**Task to carry out**: Quote every entry word for word.

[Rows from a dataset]

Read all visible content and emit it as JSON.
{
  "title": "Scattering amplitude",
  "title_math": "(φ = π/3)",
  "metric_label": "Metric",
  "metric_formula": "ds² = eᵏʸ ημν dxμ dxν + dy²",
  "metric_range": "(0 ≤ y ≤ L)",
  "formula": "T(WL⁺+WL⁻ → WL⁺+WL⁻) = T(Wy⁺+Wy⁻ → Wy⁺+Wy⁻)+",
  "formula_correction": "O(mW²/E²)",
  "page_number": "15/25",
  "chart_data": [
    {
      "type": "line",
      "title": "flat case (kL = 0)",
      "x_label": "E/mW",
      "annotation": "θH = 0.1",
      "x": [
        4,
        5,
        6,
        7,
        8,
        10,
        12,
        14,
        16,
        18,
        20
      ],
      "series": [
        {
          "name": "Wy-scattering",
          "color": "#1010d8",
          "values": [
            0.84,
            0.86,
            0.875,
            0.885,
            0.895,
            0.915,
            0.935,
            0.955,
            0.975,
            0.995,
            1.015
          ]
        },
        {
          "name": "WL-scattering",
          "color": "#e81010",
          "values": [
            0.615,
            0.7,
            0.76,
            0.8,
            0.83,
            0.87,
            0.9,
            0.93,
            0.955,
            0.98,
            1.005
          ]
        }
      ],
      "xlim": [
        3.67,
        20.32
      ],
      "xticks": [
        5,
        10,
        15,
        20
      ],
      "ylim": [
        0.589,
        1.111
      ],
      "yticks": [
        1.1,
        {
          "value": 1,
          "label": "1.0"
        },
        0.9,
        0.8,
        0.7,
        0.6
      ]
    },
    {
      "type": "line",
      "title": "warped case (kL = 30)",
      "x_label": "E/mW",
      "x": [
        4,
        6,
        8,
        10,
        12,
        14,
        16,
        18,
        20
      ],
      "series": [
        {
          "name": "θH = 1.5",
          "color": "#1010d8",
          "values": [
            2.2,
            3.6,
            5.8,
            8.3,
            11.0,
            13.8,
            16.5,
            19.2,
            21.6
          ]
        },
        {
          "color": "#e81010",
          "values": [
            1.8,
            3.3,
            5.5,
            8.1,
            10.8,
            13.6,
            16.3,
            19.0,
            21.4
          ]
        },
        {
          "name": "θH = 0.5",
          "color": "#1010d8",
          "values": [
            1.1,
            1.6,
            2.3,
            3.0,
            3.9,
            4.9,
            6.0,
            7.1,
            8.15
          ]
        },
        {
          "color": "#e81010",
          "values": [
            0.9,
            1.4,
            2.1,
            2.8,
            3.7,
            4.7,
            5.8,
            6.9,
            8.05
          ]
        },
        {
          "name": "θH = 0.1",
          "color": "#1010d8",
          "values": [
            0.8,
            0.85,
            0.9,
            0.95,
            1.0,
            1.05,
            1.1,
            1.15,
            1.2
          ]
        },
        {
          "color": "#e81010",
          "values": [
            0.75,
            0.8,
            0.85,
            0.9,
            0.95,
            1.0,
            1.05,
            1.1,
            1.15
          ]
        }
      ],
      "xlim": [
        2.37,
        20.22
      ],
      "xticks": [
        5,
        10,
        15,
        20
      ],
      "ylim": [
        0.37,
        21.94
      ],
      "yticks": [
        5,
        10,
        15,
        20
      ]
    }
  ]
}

**Completed exercise**:
Read all visible content and emit it as JSON.
{
  "title": "Scattering amplitude",
  "title_math": "(φ = π/3)",
  "metric_label": "Metric",
  "metric_formula": "ds² = eᵏʸ ημν dxμ dxν + dy²",
  "metric_range": "(0 ≤ y ≤ L)",
  "formula": "T(WL⁺+WL⁻ → WL⁺+WL⁻) = T(Wy⁺+Wy⁻ → Wy⁺+Wy⁻)+",
  "formula_correction": "O(mW²/E²)",
  "page_number": "15/25",
  "chart_data": [
    {
      "type": "line",
      "title": "flat case (kL = 0)",
      "x_label": "E/mW",
      "annotation": "θH = 0.1",
      "x": [
        4,
        5,
        6,
        7,
        8,
        10,
        12,
        14,
        16,
        18,
        20
      ],
      "series": [
        {
          "name": "Wy-scattering",
          "color": "#1010d8",
          "values": [
            0.84,
            0.86,
            0.875,
            0.885,
            0.895,
            0.915,
            0.935,
            0.955,
            0.975,
            0.995,
            1.015
          ]
        },
        {
          "name": "WL-scattering",
          "color": "#e81010",
          "values": [
            0.615,
            0.7,
            0.76,
            0.8,
            0.83,
            0.87,
            0.9,
            0.93,
            0.955,
            0.98,
            1.005
          ]
        }
      ],
      "xlim": [
        3.67,
        20.32
      ],
      "xticks": [
        5,
        10,
        15,
        20
      ],
      "ylim": [
        0.589,
        1.111
      ],
      "yticks": [
        1.1,
        {
          "value": 1,
          "label": "1.0"
        },
        0.9,
        0.8,
        0.7,
        0.6
      ]
    },
    {
      "type": "line",
      "title": "warped case (kL = 30)",
      "x_label": "E/mW",
      "x": [
        4,
        6,
        8,
        10,
        12,
        14,
        16,
        18,
        20
      ],
      "series": [
        {
          "name": "θH = 1.5",
          "color": "#1010d8",
          "values": [
            2.2,
            3.6,
            5.8,
            8.3,
            11.0,
            13.8,
            16.5,
            19.2,
            21.6
          ]
        },
        {
          "color": "#e81010",
          "values": [
            1.8,
            3.3,
            5.5,
            8.1,
            10.8,
            13.6,
            16.3,
            19.0,
            21.4
          ]
        },
        {
          "name": "θH = 0.5",
          "color": "#1010d8",
          "values": [
            1.1,
            1.6,
            2.3,
            3.0,
            3.9,
            4.9,
            6.0,
            7.1,
            8.15
          ]
        },
        {
          "color": "#e81010",
          "values": [
            0.9,
            1.4,
            2.1,
            2.8,
            3.7,
            4.7,
            5.8,
            6.9,
            8.05
          ]
        },
        {
          "name": "θH = 0.1",
          "color": "#1010d8",
          "values": [
            0.8,
            0.85,
            0.9,
            0.95,
            1.0,
            1.05,
            1.1,
            1.15,
            1.2
          ]
        },
        {
          "color": "#e81010",
          "values": [
            0.75,
            0.8,
            0.85,
            0.9,
            0.95,
            1.0,
            1.05,
            1.1,
            1.15
          ]
        }
      ],
      "xlim": [
        2.37,
        20.22
      ],
      "xticks": [
        5,
        10,
        15,
        20
      ],
      "ylim": [
        0.37,
        21.94
      ],
      "yticks": [
        5,
        10,
        15,
        20
      ]
    }
  ]
}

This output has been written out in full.